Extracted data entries

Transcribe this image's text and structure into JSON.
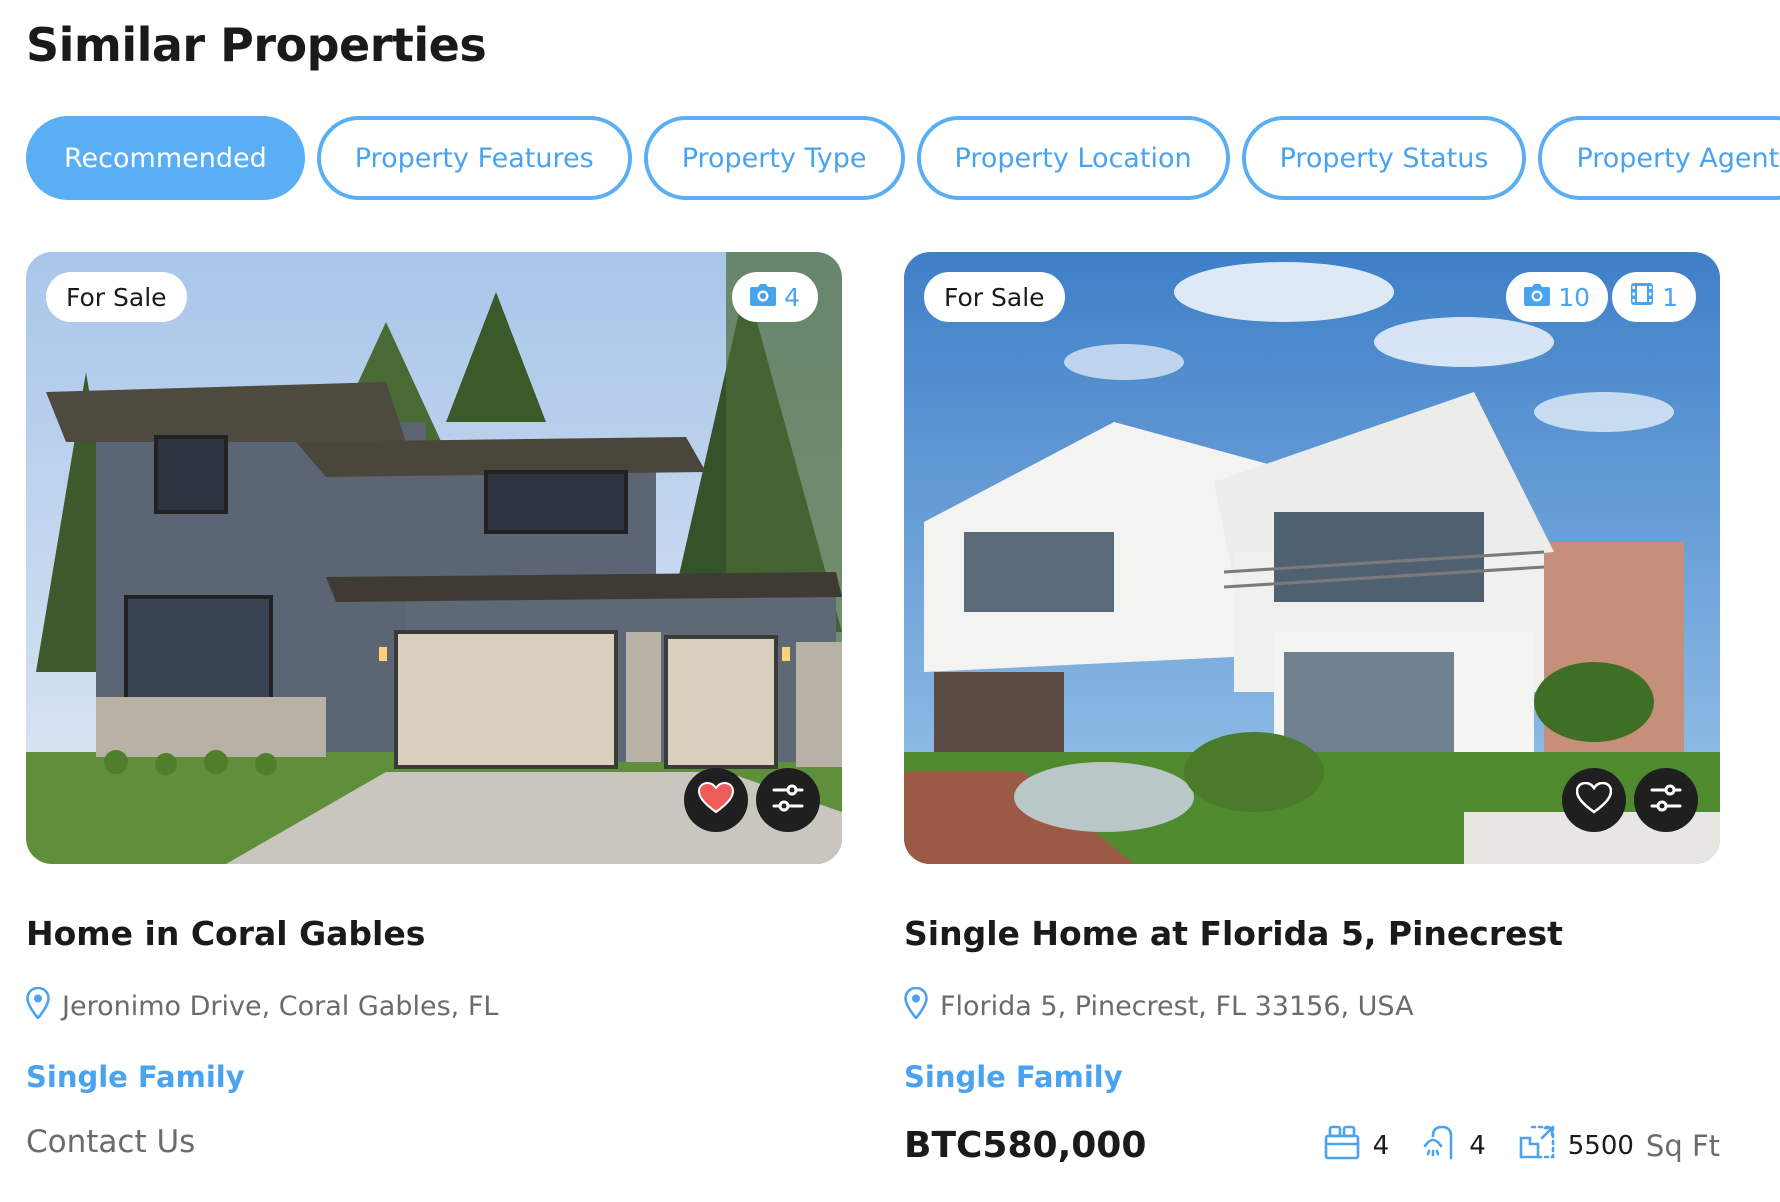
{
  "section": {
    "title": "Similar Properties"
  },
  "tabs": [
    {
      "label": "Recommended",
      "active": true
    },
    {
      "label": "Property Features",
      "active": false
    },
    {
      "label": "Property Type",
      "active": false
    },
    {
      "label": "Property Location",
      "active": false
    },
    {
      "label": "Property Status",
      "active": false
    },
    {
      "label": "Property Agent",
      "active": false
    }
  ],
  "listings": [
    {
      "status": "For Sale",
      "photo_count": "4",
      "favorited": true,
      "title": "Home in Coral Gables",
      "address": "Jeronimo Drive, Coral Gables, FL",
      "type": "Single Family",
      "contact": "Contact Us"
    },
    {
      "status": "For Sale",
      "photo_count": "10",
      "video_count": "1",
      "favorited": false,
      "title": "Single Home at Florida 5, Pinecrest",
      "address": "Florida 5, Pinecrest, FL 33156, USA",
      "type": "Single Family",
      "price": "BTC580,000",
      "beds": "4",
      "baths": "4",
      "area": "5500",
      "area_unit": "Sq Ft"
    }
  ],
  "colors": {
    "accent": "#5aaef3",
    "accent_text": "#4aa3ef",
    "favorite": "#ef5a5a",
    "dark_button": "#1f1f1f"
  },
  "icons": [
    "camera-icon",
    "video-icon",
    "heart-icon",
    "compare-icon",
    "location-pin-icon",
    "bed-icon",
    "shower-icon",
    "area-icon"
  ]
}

* * *

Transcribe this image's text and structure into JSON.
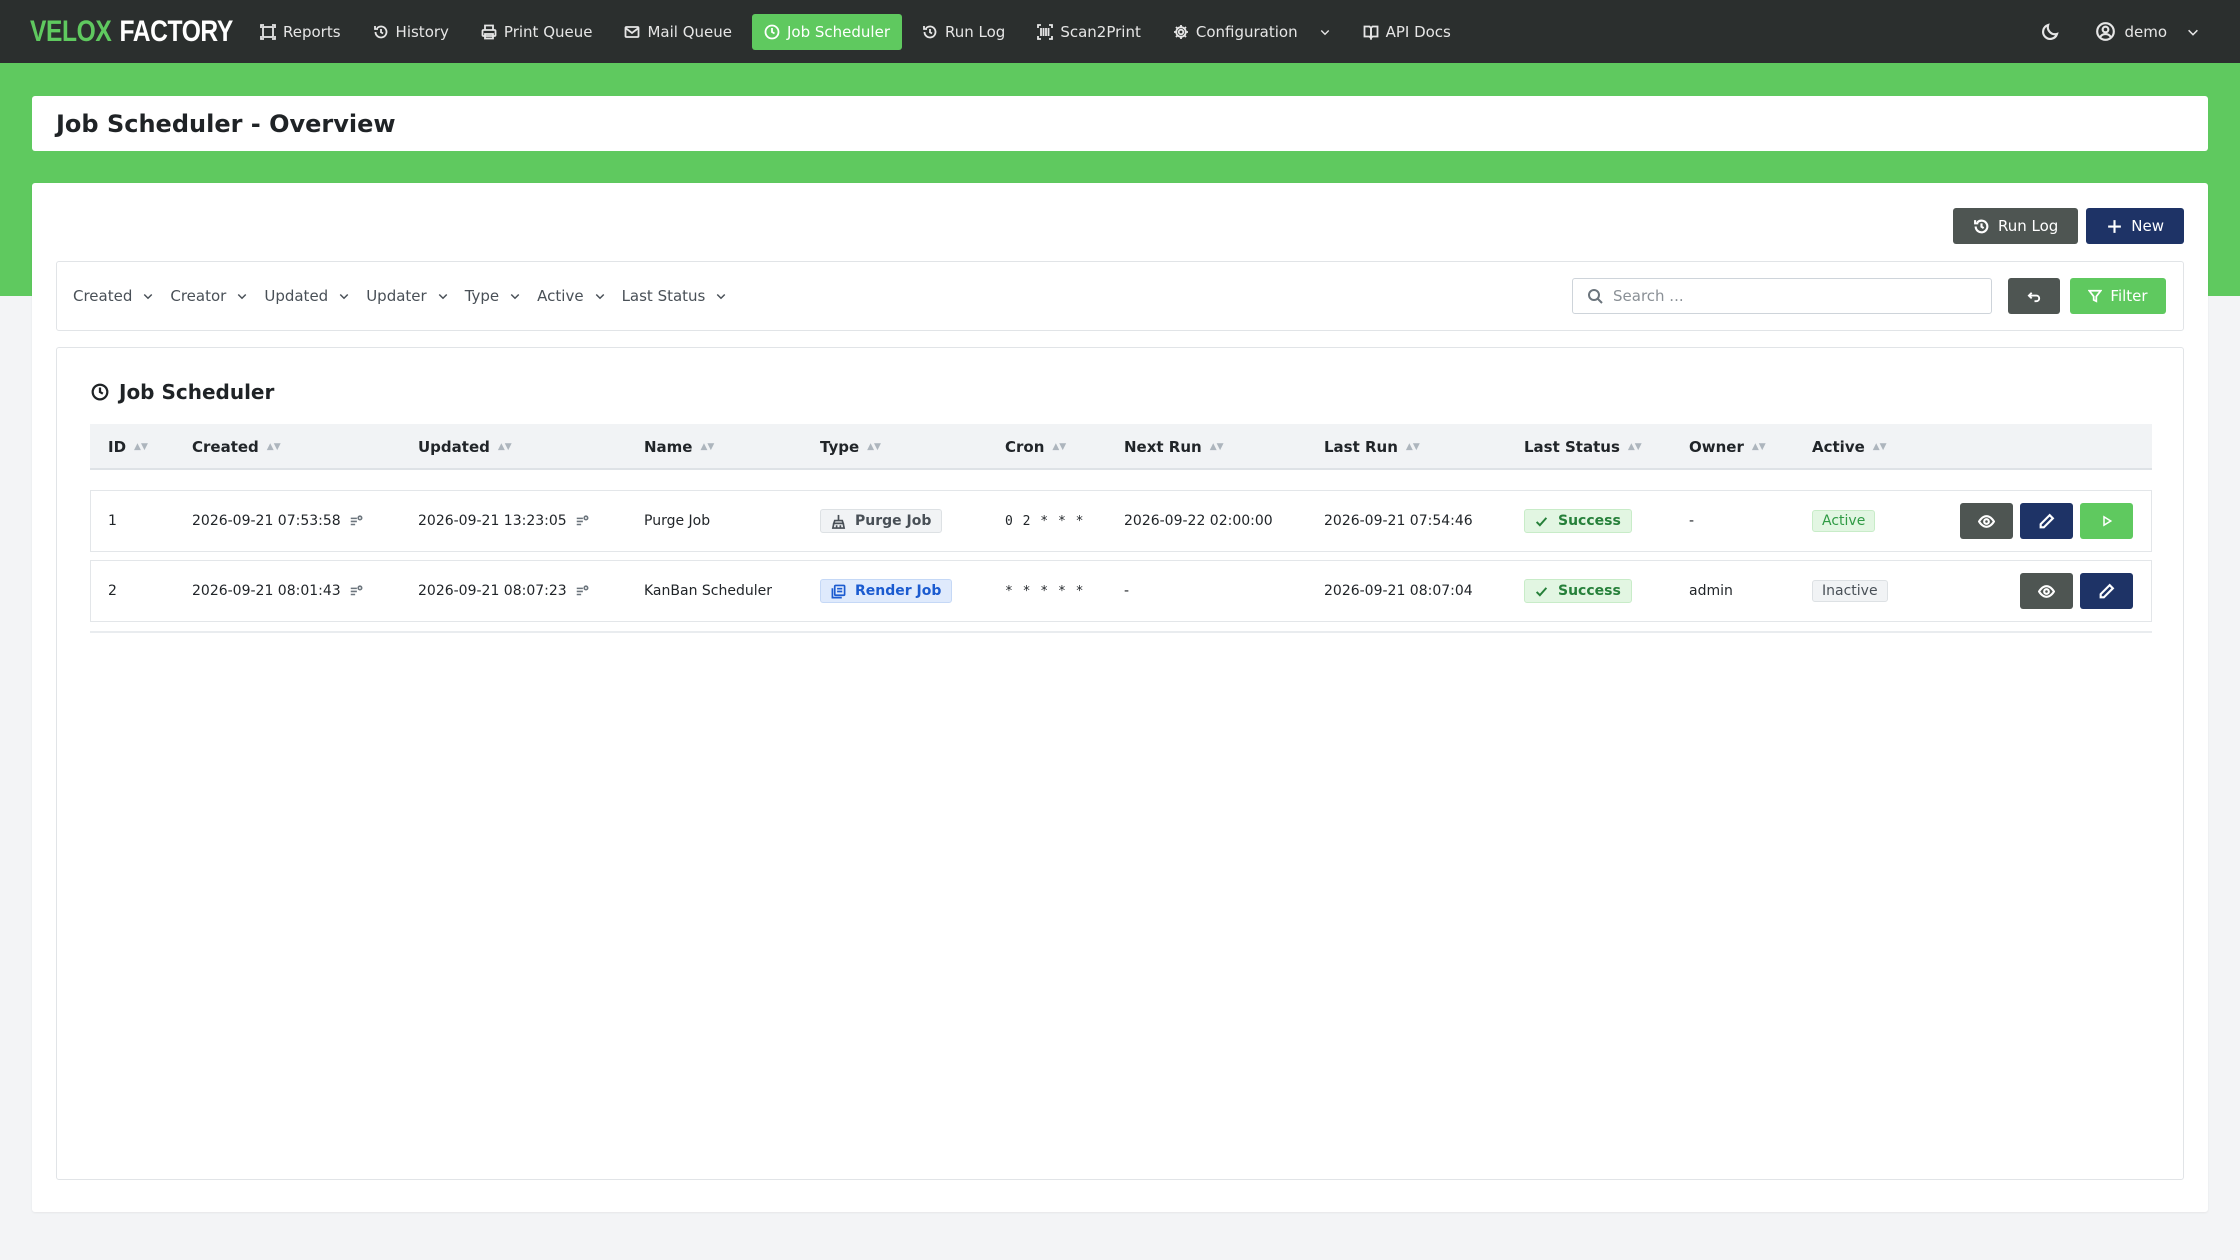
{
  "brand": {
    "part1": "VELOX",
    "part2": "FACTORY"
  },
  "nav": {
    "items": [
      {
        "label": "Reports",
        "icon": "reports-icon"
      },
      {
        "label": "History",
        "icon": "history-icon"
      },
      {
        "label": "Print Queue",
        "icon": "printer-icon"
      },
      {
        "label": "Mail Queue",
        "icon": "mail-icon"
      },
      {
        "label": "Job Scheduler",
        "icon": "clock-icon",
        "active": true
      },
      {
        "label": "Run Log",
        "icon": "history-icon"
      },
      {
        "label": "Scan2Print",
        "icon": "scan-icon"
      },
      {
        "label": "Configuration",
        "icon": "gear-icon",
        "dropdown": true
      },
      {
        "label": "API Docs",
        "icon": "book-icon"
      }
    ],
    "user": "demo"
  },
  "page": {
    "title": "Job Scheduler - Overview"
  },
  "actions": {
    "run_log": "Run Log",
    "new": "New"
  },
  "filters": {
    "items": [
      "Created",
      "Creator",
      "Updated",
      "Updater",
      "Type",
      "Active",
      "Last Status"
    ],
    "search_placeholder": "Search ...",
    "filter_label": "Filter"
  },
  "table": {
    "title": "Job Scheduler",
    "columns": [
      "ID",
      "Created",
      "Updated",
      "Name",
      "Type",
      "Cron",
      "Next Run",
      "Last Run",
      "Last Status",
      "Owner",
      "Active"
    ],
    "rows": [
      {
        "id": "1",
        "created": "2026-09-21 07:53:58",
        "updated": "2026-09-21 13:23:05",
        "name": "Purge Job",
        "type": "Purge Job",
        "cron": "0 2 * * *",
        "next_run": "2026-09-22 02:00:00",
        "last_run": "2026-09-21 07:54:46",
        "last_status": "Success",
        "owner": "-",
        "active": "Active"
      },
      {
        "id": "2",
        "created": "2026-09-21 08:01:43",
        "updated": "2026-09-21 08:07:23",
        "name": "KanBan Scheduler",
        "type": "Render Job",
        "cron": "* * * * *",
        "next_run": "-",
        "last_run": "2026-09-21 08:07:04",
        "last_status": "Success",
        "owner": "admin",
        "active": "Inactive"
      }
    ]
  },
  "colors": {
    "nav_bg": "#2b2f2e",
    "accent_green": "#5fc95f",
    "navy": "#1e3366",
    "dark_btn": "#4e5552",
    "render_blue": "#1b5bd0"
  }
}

Set problem: Take each line of the material that contains the word "Coral" and list it.

Answer:
      "title": "Home in Coral Gables",
      "address": "Jeronimo Drive, Coral Gables, FL",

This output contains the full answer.